Task description: Copy out all of the data below line for line, without changing a character, and omit the pictures.

Records for this task:
◇ ◇ ◇ ◇ ◇ ◇ ◇

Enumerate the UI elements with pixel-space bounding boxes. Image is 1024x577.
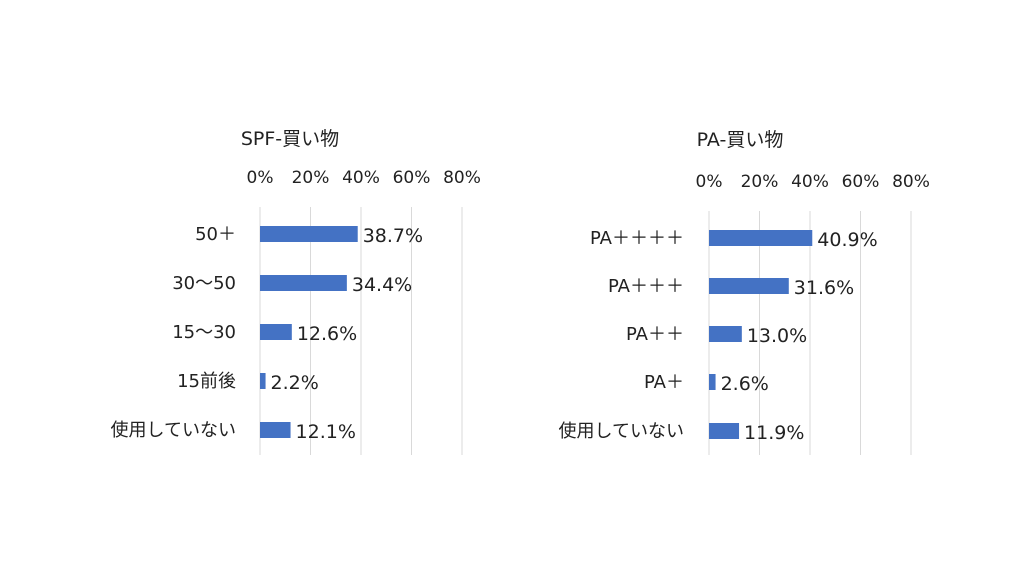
category-label: 50＋ [195,224,236,245]
x-tick-label: 60% [393,168,431,188]
data-label: 2.6% [721,373,769,395]
category-label: 使用していない [111,420,236,441]
spf-shopping-chart: SPF-買い物 0% 20% 40% 60% 80% 50＋ 38.7% 30～50 34.4%… [111,128,481,455]
category-label: 使用していない [559,421,684,442]
x-tick-label: 60% [842,172,880,192]
data-label: 11.9% [744,422,804,444]
data-label: 12.6% [297,323,357,345]
chart-title: PA-買い物 [697,129,784,151]
data-label: 2.2% [271,372,319,394]
bar [709,230,813,246]
data-label: 34.4% [352,274,412,296]
x-tick-label: 20% [741,172,779,192]
bar [260,324,292,340]
bar [260,226,358,242]
x-tick-label: 0% [696,172,723,192]
category-label: 15前後 [177,371,236,392]
bar [709,326,742,342]
x-tick-label: 40% [342,168,380,188]
data-label: 12.1% [296,421,356,443]
x-tick-label: 20% [292,168,330,188]
bar [709,278,789,294]
bar [709,423,740,439]
data-label: 38.7% [363,225,423,247]
chart-title: SPF-買い物 [241,128,339,150]
category-label: 15～30 [172,322,236,343]
category-label: 30～50 [172,273,236,294]
category-label: PA＋＋ [626,324,684,345]
x-tick-label: 80% [892,172,930,192]
category-label: PA＋ [644,372,684,393]
bar [260,422,291,438]
pa-shopping-chart: PA-買い物 0% 20% 40% 60% 80% PA＋＋＋＋ 40.9% PA＋＋＋ 31.… [559,129,930,455]
data-label: 13.0% [747,325,807,347]
category-label: PA＋＋＋ [608,276,684,297]
data-label: 31.6% [794,277,854,299]
bar [260,373,266,389]
x-tick-label: 80% [443,168,481,188]
bar [709,374,716,390]
category-label: PA＋＋＋＋ [590,228,684,249]
data-label: 40.9% [817,229,877,251]
x-tick-label: 0% [247,168,274,188]
x-tick-label: 40% [791,172,829,192]
bar [260,275,347,291]
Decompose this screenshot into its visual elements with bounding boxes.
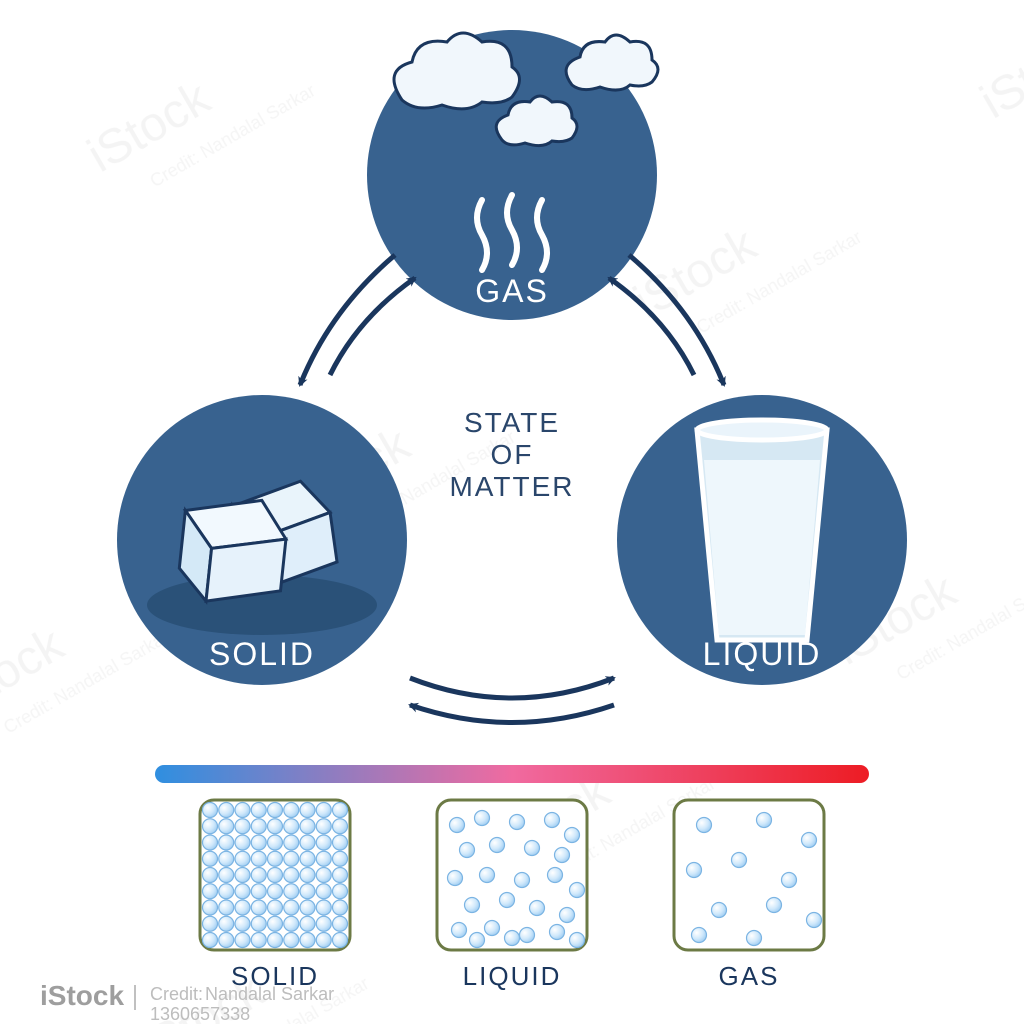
node-liquid: LIQUID bbox=[617, 395, 907, 685]
svg-text:Nandalal Sarkar: Nandalal Sarkar bbox=[205, 984, 334, 1004]
svg-text:iStock: iStock bbox=[40, 980, 124, 1011]
liquid-label: LIQUID bbox=[703, 636, 822, 672]
svg-text:MATTER: MATTER bbox=[449, 471, 574, 502]
svg-text:STATE: STATE bbox=[464, 407, 560, 438]
particle-label-liquid: LIQUID bbox=[463, 961, 562, 991]
gas-label: GAS bbox=[475, 273, 549, 309]
particle-label-gas: GAS bbox=[719, 961, 780, 991]
svg-text:1360657338: 1360657338 bbox=[150, 1004, 250, 1024]
svg-text:Credit:: Credit: bbox=[150, 984, 203, 1004]
svg-text:OF: OF bbox=[491, 439, 534, 470]
particle-boxes: SOLIDLIQUIDGAS bbox=[200, 800, 824, 991]
glass-icon bbox=[697, 420, 827, 640]
node-gas: GAS bbox=[367, 30, 658, 320]
solid-label: SOLID bbox=[209, 636, 315, 672]
node-solid: SOLID bbox=[117, 395, 407, 685]
temperature-bar bbox=[155, 765, 869, 783]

◇ ◇ ◇ ◇ ◇ ◇ ◇

Exercise response:
Enumerate the UI elements with pixel-space bounding boxes. Image is 1024x577.
category-label: 50＋ [195,224,236,245]
x-tick-label: 60% [393,168,431,188]
data-label: 2.6% [721,373,769,395]
category-label: 使用していない [111,420,236,441]
spf-shopping-chart: SPF-買い物 0% 20% 40% 60% 80% 50＋ 38.7% 30～50 34.4%… [111,128,481,455]
category-label: 使用していない [559,421,684,442]
x-tick-label: 60% [842,172,880,192]
data-label: 11.9% [744,422,804,444]
data-label: 12.6% [297,323,357,345]
chart-title: PA-買い物 [697,129,784,151]
data-label: 2.2% [271,372,319,394]
bar [709,230,813,246]
data-label: 34.4% [352,274,412,296]
x-tick-label: 20% [741,172,779,192]
bar [260,324,292,340]
bar [260,226,358,242]
x-tick-label: 0% [696,172,723,192]
category-label: 15前後 [177,371,236,392]
bar [709,326,742,342]
x-tick-label: 40% [342,168,380,188]
data-label: 12.1% [296,421,356,443]
x-tick-label: 20% [292,168,330,188]
bar [709,278,789,294]
bar [709,423,740,439]
data-label: 38.7% [363,225,423,247]
chart-title: SPF-買い物 [241,128,339,150]
category-label: 15～30 [172,322,236,343]
category-label: 30～50 [172,273,236,294]
category-label: PA＋＋ [626,324,684,345]
x-tick-label: 80% [892,172,930,192]
category-label: PA＋ [644,372,684,393]
bar [260,422,291,438]
pa-shopping-chart: PA-買い物 0% 20% 40% 60% 80% PA＋＋＋＋ 40.9% PA＋＋＋ 31.… [559,129,930,455]
data-label: 13.0% [747,325,807,347]
category-label: PA＋＋＋ [608,276,684,297]
data-label: 31.6% [794,277,854,299]
bar [260,373,266,389]
x-tick-label: 80% [443,168,481,188]
bar [709,374,716,390]
category-label: PA＋＋＋＋ [590,228,684,249]
data-label: 40.9% [817,229,877,251]
x-tick-label: 0% [247,168,274,188]
x-tick-label: 40% [791,172,829,192]
bar [260,275,347,291]
Decompose this screenshot into its visual elements with bounding boxes.
node-liquid: LIQUID bbox=[617, 395, 907, 685]
svg-text:Nandalal Sarkar: Nandalal Sarkar bbox=[205, 984, 334, 1004]
svg-text:iStock: iStock bbox=[40, 980, 124, 1011]
liquid-label: LIQUID bbox=[703, 636, 822, 672]
svg-text:MATTER: MATTER bbox=[449, 471, 574, 502]
svg-text:STATE: STATE bbox=[464, 407, 560, 438]
particle-label-liquid: LIQUID bbox=[463, 961, 562, 991]
gas-label: GAS bbox=[475, 273, 549, 309]
particle-label-gas: GAS bbox=[719, 961, 780, 991]
svg-text:1360657338: 1360657338 bbox=[150, 1004, 250, 1024]
svg-text:Credit:: Credit: bbox=[150, 984, 203, 1004]
svg-text:OF: OF bbox=[491, 439, 534, 470]
particle-boxes: SOLIDLIQUIDGAS bbox=[200, 800, 824, 991]
glass-icon bbox=[697, 420, 827, 640]
node-gas: GAS bbox=[367, 30, 658, 320]
solid-label: SOLID bbox=[209, 636, 315, 672]
node-solid: SOLID bbox=[117, 395, 407, 685]
temperature-bar bbox=[155, 765, 869, 783]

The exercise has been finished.